Aim:
Sort through the data and copy the lines holding the word "profunda".

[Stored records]
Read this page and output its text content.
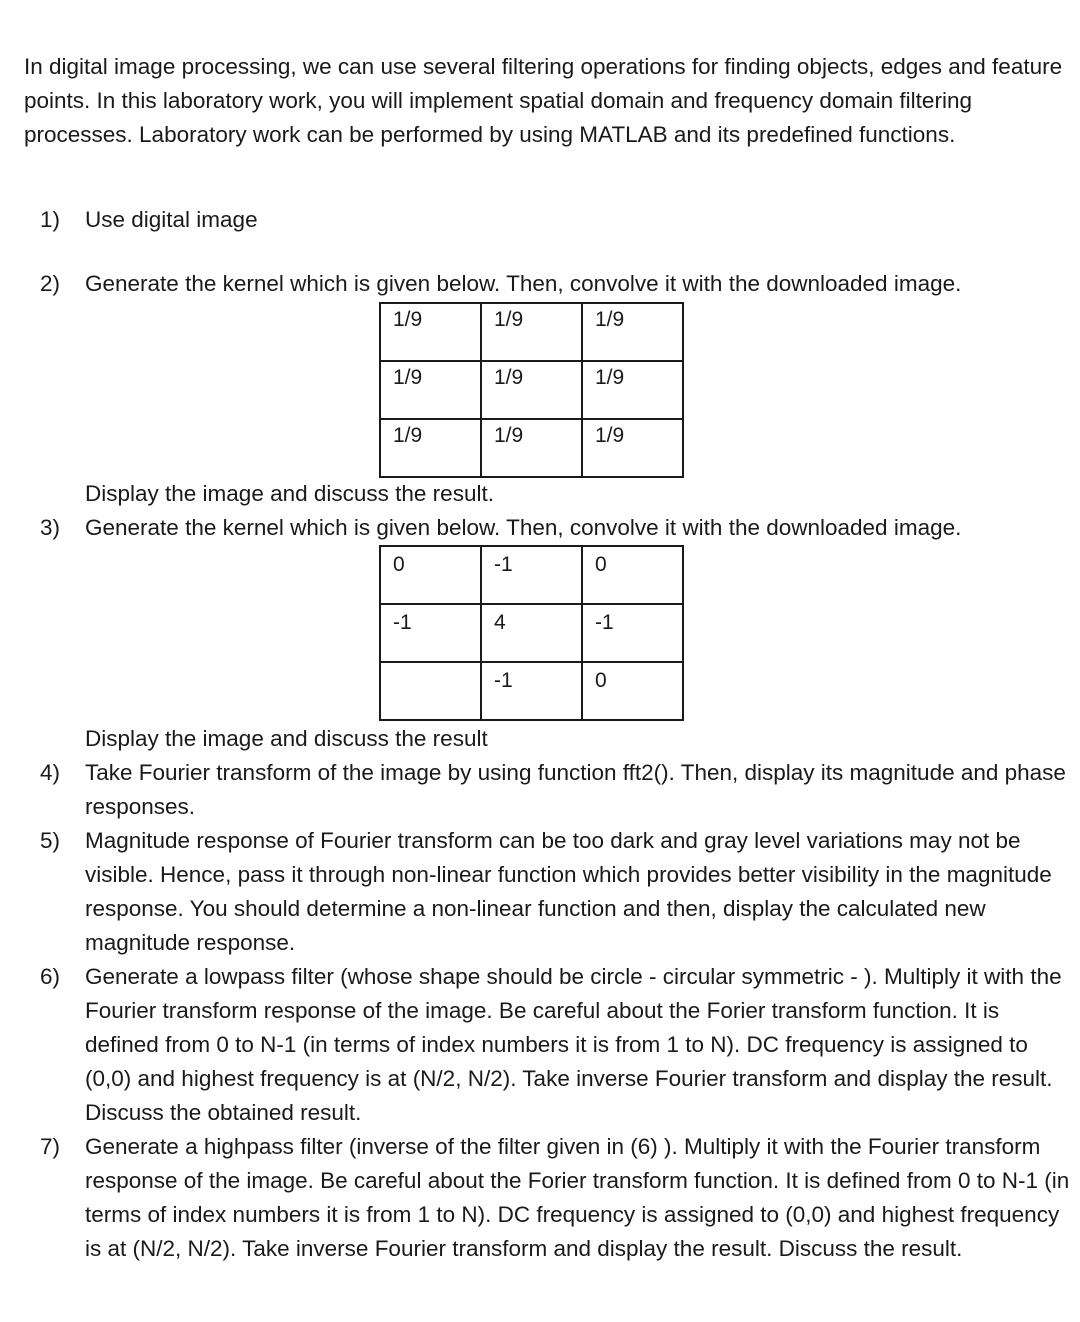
In digital image processing, we can use several filtering operations for finding objects, edges and feature points. In this laboratory work, you will implement spatial domain and frequency domain filtering processes. Laboratory work can be performed by using MATLAB and its predefined functions.

1)	Use digital image

2)	Generate the kernel which is given below. Then, convolve it with the downloaded image.

1/9	1/9	1/9
1/9	1/9	1/9
1/9	1/9	1/9

Display the image and discuss the result.

3)	Generate the kernel which is given below. Then, convolve it with the downloaded image.

0	-1	0
-1	4	-1
	-1	0

Display the image and discuss the result

4)	Take Fourier transform of the image by using function fft2(). Then, display its magnitude and phase responses.

5)	Magnitude response of Fourier transform can be too dark and gray level variations may not be visible. Hence, pass it through non-linear function which provides better visibility in the magnitude response. You should determine a non-linear function and then, display the calculated new magnitude response.

6)	Generate a lowpass filter (whose shape should be circle - circular symmetric - ). Multiply it with the Fourier transform response of the image. Be careful about the Forier transform function. It is defined from 0 to N-1 (in terms of index numbers it is from 1 to N). DC frequency is assigned to (0,0) and highest frequency is at (N/2, N/2). Take inverse Fourier transform and display the result. Discuss the obtained result.

7)	Generate a highpass filter (inverse of the filter given in (6) ). Multiply it with the Fourier transform response of the image. Be careful about the Forier transform function. It is defined from 0 to N-1 (in terms of index numbers it is from 1 to N). DC frequency is assigned to (0,0) and highest frequency is at (N/2, N/2). Take inverse Fourier transform and display the result. Discuss the result.
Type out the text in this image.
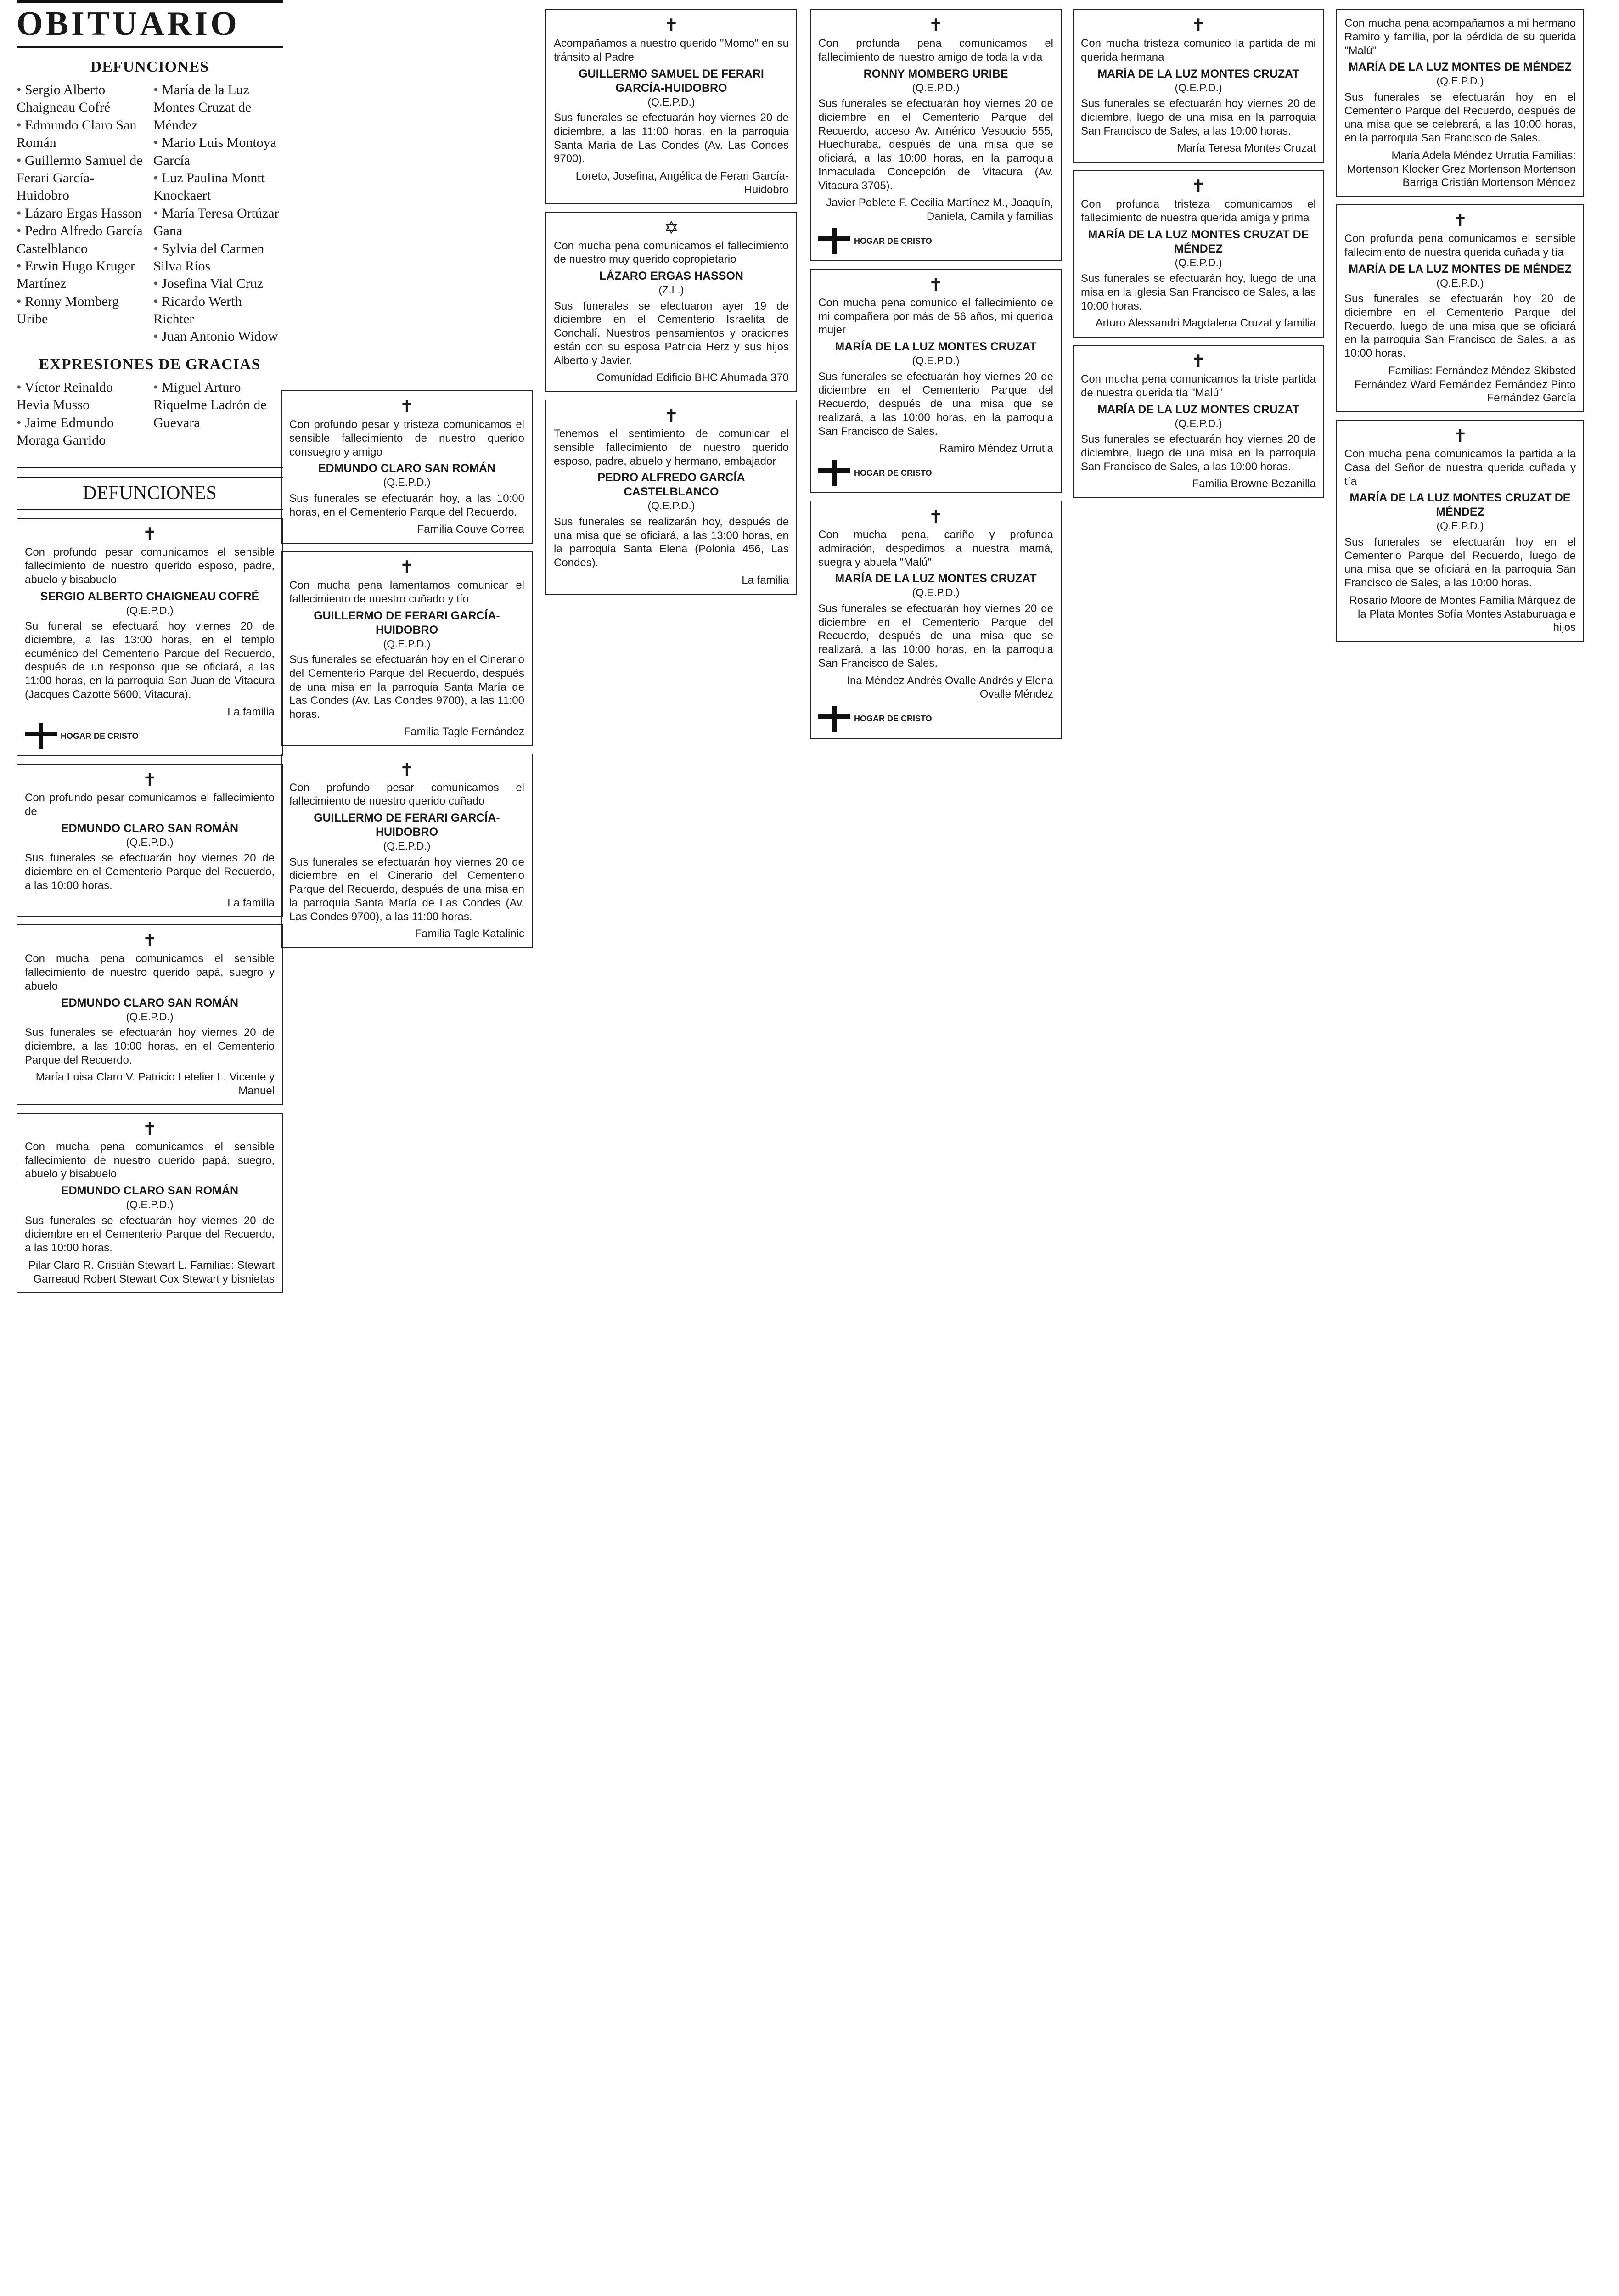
OBITUARIO
DEFUNCIONES
• Sergio Alberto Chaigneau Cofré
• Edmundo Claro San Román
• Guillermo Samuel de Ferari García-Huidobro
• Lázaro Ergas Hasson
• Pedro Alfredo García Castelblanco
• Erwin Hugo Kruger Martínez
• Ronny Momberg Uribe
• María de la Luz Montes Cruzat de Méndez
• Mario Luis Montoya García
• Luz Paulina Montt Knockaert
• María Teresa Ortúzar Gana
• Sylvia del Carmen Silva Ríos
• Josefina Vial Cruz
• Ricardo Werth Richter
• Juan Antonio Widow
EXPRESIONES DE GRACIAS
• Víctor Reinaldo Hevia Musso
• Jaime Edmundo Moraga Garrido
• Miguel Arturo Riquelme Ladrón de Guevara
DEFUNCIONES
✝
Con profundo pesar comunicamos el sensible fallecimiento de nuestro querido esposo, padre, abuelo y bisabuelo
SERGIO ALBERTO CHAIGNEAU COFRÉ
(Q.E.P.D.)
Su funeral se efectuará hoy viernes 20 de diciembre, a las 13:00 horas, en el templo ecuménico del Cementerio Parque del Recuerdo, después de un responso que se oficiará, a las 11:00 horas, en la parroquia San Juan de Vitacura (Jacques Cazotte 5600, Vitacura).
La familia
HOGAR DE CRISTO
✝
Con profundo pesar comunicamos el fallecimiento de
EDMUNDO CLARO SAN ROMÁN
(Q.E.P.D.)
Sus funerales se efectuarán hoy viernes 20 de diciembre en el Cementerio Parque del Recuerdo, a las 10:00 horas.
La familia
✝
Con mucha pena comunicamos el sensible fallecimiento de nuestro querido papá, suegro y abuelo
EDMUNDO CLARO SAN ROMÁN
(Q.E.P.D.)
Sus funerales se efectuarán hoy viernes 20 de diciembre, a las 10:00 horas, en el Cementerio Parque del Recuerdo.
María Luisa Claro V. Patricio Letelier L. Vicente y Manuel
✝
Con mucha pena comunicamos el sensible fallecimiento de nuestro querido papá, suegro, abuelo y bisabuelo
EDMUNDO CLARO SAN ROMÁN
(Q.E.P.D.)
Sus funerales se efectuarán hoy viernes 20 de diciembre en el Cementerio Parque del Recuerdo, a las 10:00 horas.
Pilar Claro R. Cristián Stewart L. Familias: Stewart Garreaud Robert Stewart Cox Stewart y bisnietas
✝
Con profundo pesar y tristeza comunicamos el sensible fallecimiento de nuestro querido consuegro y amigo
EDMUNDO CLARO SAN ROMÁN
(Q.E.P.D.)
Sus funerales se efectuarán hoy, a las 10:00 horas, en el Cementerio Parque del Recuerdo.
Familia Couve Correa
✝
Con mucha pena lamentamos comunicar el fallecimiento de nuestro cuñado y tío
GUILLERMO DE FERARI GARCÍA-HUIDOBRO
(Q.E.P.D.)
Sus funerales se efectuarán hoy en el Cinerario del Cementerio Parque del Recuerdo, después de una misa en la parroquia Santa María de Las Condes (Av. Las Condes 9700), a las 11:00 horas.
Familia Tagle Fernández
✝
Con profundo pesar comunicamos el fallecimiento de nuestro querido cuñado
GUILLERMO DE FERARI GARCÍA-HUIDOBRO
(Q.E.P.D.)
Sus funerales se efectuarán hoy viernes 20 de diciembre en el Cinerario del Cementerio Parque del Recuerdo, después de una misa en la parroquia Santa María de Las Condes (Av. Las Condes 9700), a las 11:00 horas.
Familia Tagle Katalinic
✝
Acompañamos a nuestro querido "Momo" en su tránsito al Padre
GUILLERMO SAMUEL DE FERARI GARCÍA-HUIDOBRO
(Q.E.P.D.)
Sus funerales se efectuarán hoy viernes 20 de diciembre, a las 11:00 horas, en la parroquia Santa María de Las Condes (Av. Las Condes 9700).
Loreto, Josefina, Angélica de Ferari García-Huidobro
✡
Con mucha pena comunicamos el fallecimiento de nuestro muy querido copropietario
LÁZARO ERGAS HASSON
(Z.L.)
Sus funerales se efectuaron ayer 19 de diciembre en el Cementerio Israelita de Conchalí. Nuestros pensamientos y oraciones están con su esposa Patricia Herz y sus hijos Alberto y Javier.
Comunidad Edificio BHC Ahumada 370
✝
Tenemos el sentimiento de comunicar el sensible fallecimiento de nuestro querido esposo, padre, abuelo y hermano, embajador
PEDRO ALFREDO GARCÍA CASTELBLANCO
(Q.E.P.D.)
Sus funerales se realizarán hoy, después de una misa que se oficiará, a las 13:00 horas, en la parroquia Santa Elena (Polonia 456, Las Condes).
La familia
✝
Con profunda pena comunicamos el fallecimiento de nuestro amigo de toda la vida
RONNY MOMBERG URIBE
(Q.E.P.D.)
Sus funerales se efectuarán hoy viernes 20 de diciembre en el Cementerio Parque del Recuerdo, acceso Av. Américo Vespucio 555, Huechuraba, después de una misa que se oficiará, a las 10:00 horas, en la parroquia Inmaculada Concepción de Vitacura (Av. Vitacura 3705).
Javier Poblete F. Cecilia Martínez M., Joaquín, Daniela, Camila y familias
HOGAR DE CRISTO
✝
Con mucha pena comunico el fallecimiento de mi compañera por más de 56 años, mi querida mujer
MARÍA DE LA LUZ MONTES CRUZAT
(Q.E.P.D.)
Sus funerales se efectuarán hoy viernes 20 de diciembre en el Cementerio Parque del Recuerdo, después de una misa que se realizará, a las 10:00 horas, en la parroquia San Francisco de Sales.
Ramiro Méndez Urrutia
HOGAR DE CRISTO
✝
Con mucha pena, cariño y profunda admiración, despedimos a nuestra mamá, suegra y abuela "Malú"
MARÍA DE LA LUZ MONTES CRUZAT
(Q.E.P.D.)
Sus funerales se efectuarán hoy viernes 20 de diciembre en el Cementerio Parque del Recuerdo, después de una misa que se realizará, a las 10:00 horas, en la parroquia San Francisco de Sales.
Ina Méndez Andrés Ovalle Andrés y Elena Ovalle Méndez
HOGAR DE CRISTO
✝
Con mucha tristeza comunico la partida de mi querida hermana
MARÍA DE LA LUZ MONTES CRUZAT
(Q.E.P.D.)
Sus funerales se efectuarán hoy viernes 20 de diciembre, luego de una misa en la parroquia San Francisco de Sales, a las 10:00 horas.
María Teresa Montes Cruzat
✝
Con profunda tristeza comunicamos el fallecimiento de nuestra querida amiga y prima
MARÍA DE LA LUZ MONTES CRUZAT DE MÉNDEZ
(Q.E.P.D.)
Sus funerales se efectuarán hoy, luego de una misa en la iglesia San Francisco de Sales, a las 10:00 horas.
Arturo Alessandri Magdalena Cruzat y familia
✝
Con mucha pena comunicamos la triste partida de nuestra querida tía "Malú"
MARÍA DE LA LUZ MONTES CRUZAT
(Q.E.P.D.)
Sus funerales se efectuarán hoy viernes 20 de diciembre, luego de una misa en la parroquia San Francisco de Sales, a las 10:00 horas.
Familia Browne Bezanilla
Con mucha pena acompañamos a mi hermano Ramiro y familia, por la pérdida de su querida "Malú"
MARÍA DE LA LUZ MONTES DE MÉNDEZ
(Q.E.P.D.)
Sus funerales se efectuarán hoy en el Cementerio Parque del Recuerdo, después de una misa que se celebrará, a las 10:00 horas, en la parroquia San Francisco de Sales.
María Adela Méndez Urrutia Familias: Mortenson Klocker Grez Mortenson Mortenson Barriga Cristián Mortenson Méndez
✝
Con profunda pena comunicamos el sensible fallecimiento de nuestra querida cuñada y tía
MARÍA DE LA LUZ MONTES DE MÉNDEZ
(Q.E.P.D.)
Sus funerales se efectuarán hoy 20 de diciembre en el Cementerio Parque del Recuerdo, luego de una misa que se oficiará en la parroquia San Francisco de Sales, a las 10:00 horas.
Familias: Fernández Méndez Skibsted Fernández Ward Fernández Fernández Pinto Fernández García
✝
Con mucha pena comunicamos la partida a la Casa del Señor de nuestra querida cuñada y tía
MARÍA DE LA LUZ MONTES CRUZAT DE MÉNDEZ
(Q.E.P.D.)
Sus funerales se efectuarán hoy en el Cementerio Parque del Recuerdo, luego de una misa que se oficiará en la parroquia San Francisco de Sales, a las 10:00 horas.
Rosario Moore de Montes Familia Márquez de la Plata Montes Sofía Montes Astaburuaga e hijos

Solution to this problem:
Con profunda pena comunicamos el fallecimiento de nuestro amigo de toda la vida
Con mucha pena, cariño y profunda admiración, despedimos a nuestra mamá, suegra y abuela "Malú"
Con profunda tristeza comunicamos el fallecimiento de nuestra querida amiga y prima
Con profunda pena comunicamos el sensible fallecimiento de nuestra querida cuñada y tía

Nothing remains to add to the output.